Exercise inputs
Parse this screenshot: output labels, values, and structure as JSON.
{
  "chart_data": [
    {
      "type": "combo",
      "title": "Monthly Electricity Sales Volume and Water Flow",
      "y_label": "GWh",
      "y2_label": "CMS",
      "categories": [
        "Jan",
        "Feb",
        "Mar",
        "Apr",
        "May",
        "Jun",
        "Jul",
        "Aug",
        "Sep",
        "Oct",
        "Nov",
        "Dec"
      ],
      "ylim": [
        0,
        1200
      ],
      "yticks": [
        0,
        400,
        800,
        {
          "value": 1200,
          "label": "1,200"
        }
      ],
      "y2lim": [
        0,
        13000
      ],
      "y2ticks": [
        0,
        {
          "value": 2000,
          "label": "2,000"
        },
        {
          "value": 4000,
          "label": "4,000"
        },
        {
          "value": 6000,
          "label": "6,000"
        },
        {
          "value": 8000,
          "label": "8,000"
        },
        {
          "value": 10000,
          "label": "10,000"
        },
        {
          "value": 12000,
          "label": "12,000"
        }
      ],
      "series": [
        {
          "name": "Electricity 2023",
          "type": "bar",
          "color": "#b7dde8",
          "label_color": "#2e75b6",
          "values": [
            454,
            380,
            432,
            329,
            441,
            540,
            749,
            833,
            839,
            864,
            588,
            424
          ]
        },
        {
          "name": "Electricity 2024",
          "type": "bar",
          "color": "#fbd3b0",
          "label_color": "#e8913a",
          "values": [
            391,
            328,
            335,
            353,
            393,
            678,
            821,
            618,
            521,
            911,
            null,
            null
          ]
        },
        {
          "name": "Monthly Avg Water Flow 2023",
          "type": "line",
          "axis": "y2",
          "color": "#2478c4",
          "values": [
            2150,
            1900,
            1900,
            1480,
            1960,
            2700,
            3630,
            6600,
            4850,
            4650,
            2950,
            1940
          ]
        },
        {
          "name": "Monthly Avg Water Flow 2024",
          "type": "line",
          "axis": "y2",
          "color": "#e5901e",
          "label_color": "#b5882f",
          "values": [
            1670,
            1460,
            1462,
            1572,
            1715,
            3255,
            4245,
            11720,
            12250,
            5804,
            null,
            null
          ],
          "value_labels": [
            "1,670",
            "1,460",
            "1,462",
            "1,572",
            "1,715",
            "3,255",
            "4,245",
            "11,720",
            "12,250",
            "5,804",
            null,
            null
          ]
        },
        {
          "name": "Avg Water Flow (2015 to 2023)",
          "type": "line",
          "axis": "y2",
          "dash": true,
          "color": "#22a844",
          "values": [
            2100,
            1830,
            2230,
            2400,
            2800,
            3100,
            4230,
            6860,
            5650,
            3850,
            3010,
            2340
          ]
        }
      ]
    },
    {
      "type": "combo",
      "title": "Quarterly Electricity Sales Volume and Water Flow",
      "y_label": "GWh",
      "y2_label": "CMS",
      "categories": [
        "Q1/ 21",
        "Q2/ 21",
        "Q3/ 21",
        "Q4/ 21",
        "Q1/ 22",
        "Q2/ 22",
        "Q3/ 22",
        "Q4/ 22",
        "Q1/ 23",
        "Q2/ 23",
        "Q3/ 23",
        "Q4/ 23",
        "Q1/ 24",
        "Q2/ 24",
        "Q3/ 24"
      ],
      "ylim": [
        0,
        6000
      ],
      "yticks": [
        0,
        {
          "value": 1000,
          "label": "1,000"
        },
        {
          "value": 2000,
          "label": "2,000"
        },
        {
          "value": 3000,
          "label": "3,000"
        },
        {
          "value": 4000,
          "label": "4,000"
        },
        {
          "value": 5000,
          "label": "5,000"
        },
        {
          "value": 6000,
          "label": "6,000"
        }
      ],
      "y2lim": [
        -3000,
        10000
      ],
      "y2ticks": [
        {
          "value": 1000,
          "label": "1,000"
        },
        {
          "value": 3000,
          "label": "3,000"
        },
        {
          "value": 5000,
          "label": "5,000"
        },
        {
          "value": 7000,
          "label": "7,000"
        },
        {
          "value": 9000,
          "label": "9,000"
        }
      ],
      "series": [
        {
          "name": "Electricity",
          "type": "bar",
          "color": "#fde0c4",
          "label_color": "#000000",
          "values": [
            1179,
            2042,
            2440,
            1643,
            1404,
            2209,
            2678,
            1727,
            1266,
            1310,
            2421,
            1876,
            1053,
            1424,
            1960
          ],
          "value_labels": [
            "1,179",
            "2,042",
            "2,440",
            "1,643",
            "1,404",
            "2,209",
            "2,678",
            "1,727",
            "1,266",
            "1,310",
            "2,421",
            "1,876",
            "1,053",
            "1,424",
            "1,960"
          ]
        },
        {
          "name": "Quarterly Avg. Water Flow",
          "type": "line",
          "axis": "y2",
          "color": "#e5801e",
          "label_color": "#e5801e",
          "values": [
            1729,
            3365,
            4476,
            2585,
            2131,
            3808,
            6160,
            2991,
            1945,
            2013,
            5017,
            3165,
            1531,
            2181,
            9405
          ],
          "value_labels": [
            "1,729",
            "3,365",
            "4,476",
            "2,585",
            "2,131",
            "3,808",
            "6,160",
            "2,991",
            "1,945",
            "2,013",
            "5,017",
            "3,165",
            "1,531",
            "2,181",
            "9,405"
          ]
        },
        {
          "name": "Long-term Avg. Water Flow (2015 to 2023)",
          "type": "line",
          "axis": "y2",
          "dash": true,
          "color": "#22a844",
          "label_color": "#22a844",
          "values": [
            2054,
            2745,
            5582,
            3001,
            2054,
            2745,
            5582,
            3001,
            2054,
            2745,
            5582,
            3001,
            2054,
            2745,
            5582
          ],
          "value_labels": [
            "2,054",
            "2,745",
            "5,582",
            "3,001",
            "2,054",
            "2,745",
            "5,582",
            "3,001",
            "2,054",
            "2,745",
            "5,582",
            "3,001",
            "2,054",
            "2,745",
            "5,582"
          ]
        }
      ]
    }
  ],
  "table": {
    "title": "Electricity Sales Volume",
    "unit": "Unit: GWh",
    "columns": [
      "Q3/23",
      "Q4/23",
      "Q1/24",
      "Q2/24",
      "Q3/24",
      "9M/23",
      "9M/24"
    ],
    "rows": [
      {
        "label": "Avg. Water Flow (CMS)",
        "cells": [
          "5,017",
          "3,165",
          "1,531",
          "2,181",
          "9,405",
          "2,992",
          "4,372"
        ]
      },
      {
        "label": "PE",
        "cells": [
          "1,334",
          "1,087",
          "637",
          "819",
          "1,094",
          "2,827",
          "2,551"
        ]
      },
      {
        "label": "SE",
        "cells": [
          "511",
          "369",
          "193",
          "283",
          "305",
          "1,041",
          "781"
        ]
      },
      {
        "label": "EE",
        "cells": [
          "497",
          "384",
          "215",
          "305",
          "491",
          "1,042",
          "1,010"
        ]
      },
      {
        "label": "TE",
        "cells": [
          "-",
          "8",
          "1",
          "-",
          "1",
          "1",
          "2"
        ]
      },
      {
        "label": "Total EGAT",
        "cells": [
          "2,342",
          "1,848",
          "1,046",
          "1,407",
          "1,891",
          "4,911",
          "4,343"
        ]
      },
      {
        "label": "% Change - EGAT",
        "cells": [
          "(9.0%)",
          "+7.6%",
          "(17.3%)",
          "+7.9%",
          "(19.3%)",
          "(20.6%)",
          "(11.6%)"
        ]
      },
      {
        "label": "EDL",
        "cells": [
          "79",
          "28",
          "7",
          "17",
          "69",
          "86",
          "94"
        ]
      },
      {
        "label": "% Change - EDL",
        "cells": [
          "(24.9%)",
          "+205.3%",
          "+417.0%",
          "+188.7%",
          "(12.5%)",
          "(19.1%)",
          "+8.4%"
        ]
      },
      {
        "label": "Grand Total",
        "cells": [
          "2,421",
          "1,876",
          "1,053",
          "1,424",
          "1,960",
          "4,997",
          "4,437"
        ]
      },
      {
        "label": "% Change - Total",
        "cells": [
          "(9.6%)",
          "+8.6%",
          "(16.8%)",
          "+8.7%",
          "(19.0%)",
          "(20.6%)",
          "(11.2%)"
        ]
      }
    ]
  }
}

Task instructions
Copy each line from the data above that includes "Volume".

Written response
      "title": "Monthly Electricity Sales Volume and Water Flow",
      "title": "Quarterly Electricity Sales Volume and Water Flow",
    "title": "Electricity Sales Volume",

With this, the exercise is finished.